Whenever a line contains the string "Pigment", copy it out of the entries.

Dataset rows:
══════════

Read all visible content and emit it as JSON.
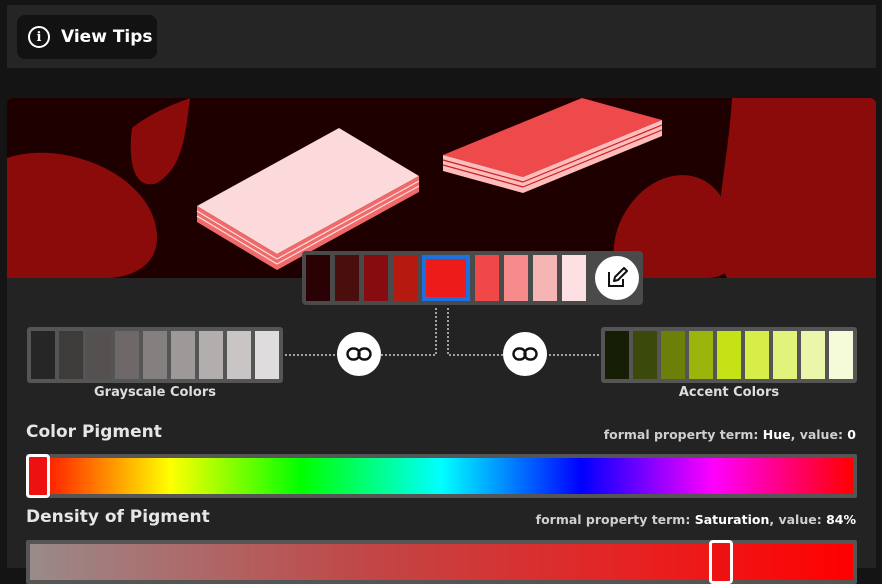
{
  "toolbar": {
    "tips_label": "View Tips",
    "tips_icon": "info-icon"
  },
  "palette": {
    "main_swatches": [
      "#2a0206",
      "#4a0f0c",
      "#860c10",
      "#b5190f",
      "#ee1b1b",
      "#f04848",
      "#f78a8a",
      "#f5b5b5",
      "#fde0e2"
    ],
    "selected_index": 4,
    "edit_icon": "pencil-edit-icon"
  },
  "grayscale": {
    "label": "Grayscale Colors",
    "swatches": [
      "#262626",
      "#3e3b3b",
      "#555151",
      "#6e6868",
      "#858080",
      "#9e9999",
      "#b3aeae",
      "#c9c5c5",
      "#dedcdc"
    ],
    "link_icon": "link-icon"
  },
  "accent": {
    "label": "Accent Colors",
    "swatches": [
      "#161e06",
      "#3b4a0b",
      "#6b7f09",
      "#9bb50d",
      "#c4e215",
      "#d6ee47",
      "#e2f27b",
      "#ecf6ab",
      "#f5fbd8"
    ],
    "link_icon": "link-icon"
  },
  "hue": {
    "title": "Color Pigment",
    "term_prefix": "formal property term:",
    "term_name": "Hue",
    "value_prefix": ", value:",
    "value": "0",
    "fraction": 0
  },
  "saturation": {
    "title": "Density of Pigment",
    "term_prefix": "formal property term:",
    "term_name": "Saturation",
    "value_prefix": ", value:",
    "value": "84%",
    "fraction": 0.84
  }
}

══════════

Complete answer:
    "title": "Color Pigment",
    "title": "Density of Pigment",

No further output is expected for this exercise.